• TASK DESCRIPTION:
Please substitute "Drawing size" for every occurrence of "Patent image size" in the records and reproduce them with no other changes.

(Collected data)
▶

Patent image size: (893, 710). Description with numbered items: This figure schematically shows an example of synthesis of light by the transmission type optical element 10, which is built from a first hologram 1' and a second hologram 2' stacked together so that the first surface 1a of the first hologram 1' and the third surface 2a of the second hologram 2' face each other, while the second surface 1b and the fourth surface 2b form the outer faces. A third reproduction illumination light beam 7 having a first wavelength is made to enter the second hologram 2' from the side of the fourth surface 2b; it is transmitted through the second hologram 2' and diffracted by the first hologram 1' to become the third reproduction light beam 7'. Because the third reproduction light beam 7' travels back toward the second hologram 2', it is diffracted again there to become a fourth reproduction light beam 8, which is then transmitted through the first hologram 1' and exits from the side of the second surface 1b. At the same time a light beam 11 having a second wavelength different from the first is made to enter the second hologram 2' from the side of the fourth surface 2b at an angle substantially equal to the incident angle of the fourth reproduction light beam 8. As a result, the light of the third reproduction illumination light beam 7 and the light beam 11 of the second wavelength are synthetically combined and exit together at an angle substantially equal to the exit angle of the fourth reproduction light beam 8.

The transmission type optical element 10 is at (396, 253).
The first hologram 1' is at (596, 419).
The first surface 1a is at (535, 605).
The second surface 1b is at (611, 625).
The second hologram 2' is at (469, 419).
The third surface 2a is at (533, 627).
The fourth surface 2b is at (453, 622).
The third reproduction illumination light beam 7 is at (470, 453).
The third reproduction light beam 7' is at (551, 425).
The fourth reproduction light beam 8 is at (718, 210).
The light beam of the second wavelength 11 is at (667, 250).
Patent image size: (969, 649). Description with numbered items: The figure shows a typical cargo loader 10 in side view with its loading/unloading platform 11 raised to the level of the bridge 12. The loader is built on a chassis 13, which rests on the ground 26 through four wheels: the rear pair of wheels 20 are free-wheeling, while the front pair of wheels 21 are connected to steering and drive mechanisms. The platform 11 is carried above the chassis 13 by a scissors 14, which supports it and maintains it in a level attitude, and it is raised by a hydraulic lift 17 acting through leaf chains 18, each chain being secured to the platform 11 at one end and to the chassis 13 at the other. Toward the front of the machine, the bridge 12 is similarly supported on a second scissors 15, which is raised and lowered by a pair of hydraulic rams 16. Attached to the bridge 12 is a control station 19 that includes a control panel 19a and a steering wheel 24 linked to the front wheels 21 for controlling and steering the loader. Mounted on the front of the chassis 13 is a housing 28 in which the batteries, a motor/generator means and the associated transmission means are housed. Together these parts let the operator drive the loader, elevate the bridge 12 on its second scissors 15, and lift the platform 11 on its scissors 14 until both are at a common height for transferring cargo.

◀

• RESULT:
Drawing size: (893, 710). Description with numbered items: This figure schematically shows an example of synthesis of light by the transmission type optical element 10, which is built from a first hologram 1' and a second hologram 2' stacked together so that the first surface 1a of the first hologram 1' and the third surface 2a of the second hologram 2' face each other, while the second surface 1b and the fourth surface 2b form the outer faces. A third reproduction illumination light beam 7 having a first wavelength is made to enter the second hologram 2' from the side of the fourth surface 2b; it is transmitted through the second hologram 2' and diffracted by the first hologram 1' to become the third reproduction light beam 7'. Because the third reproduction light beam 7' travels back toward the second hologram 2', it is diffracted again there to become a fourth reproduction light beam 8, which is then transmitted through the first hologram 1' and exits from the side of the second surface 1b. At the same time a light beam 11 having a second wavelength different from the first is made to enter the second hologram 2' from the side of the fourth surface 2b at an angle substantially equal to the incident angle of the fourth reproduction light beam 8. As a result, the light of the third reproduction illumination light beam 7 and the light beam 11 of the second wavelength are synthetically combined and exit together at an angle substantially equal to the exit angle of the fourth reproduction light beam 8.

The transmission type optical element 10 is at (396, 253).
The first hologram 1' is at (596, 419).
The first surface 1a is at (535, 605).
The second surface 1b is at (611, 625).
The second hologram 2' is at (469, 419).
The third surface 2a is at (533, 627).
The fourth surface 2b is at (453, 622).
The third reproduction illumination light beam 7 is at (470, 453).
The third reproduction light beam 7' is at (551, 425).
The fourth reproduction light beam 8 is at (718, 210).
The light beam of the second wavelength 11 is at (667, 250).
Drawing size: (969, 649). Description with numbered items: The figure shows a typical cargo loader 10 in side view with its loading/unloading platform 11 raised to the level of the bridge 12. The loader is built on a chassis 13, which rests on the ground 26 through four wheels: the rear pair of wheels 20 are free-wheeling, while the front pair of wheels 21 are connected to steering and drive mechanisms. The platform 11 is carried above the chassis 13 by a scissors 14, which supports it and maintains it in a level attitude, and it is raised by a hydraulic lift 17 acting through leaf chains 18, each chain being secured to the platform 11 at one end and to the chassis 13 at the other. Toward the front of the machine, the bridge 12 is similarly supported on a second scissors 15, which is raised and lowered by a pair of hydraulic rams 16. Attached to the bridge 12 is a control station 19 that includes a control panel 19a and a steering wheel 24 linked to the front wheels 21 for controlling and steering the loader. Mounted on the front of the chassis 13 is a housing 28 in which the batteries, a motor/generator means and the associated transmission means are housed. Together these parts let the operator drive the loader, elevate the bridge 12 on its second scissors 15, and lift the platform 11 on its scissors 14 until both are at a common height for transferring cargo.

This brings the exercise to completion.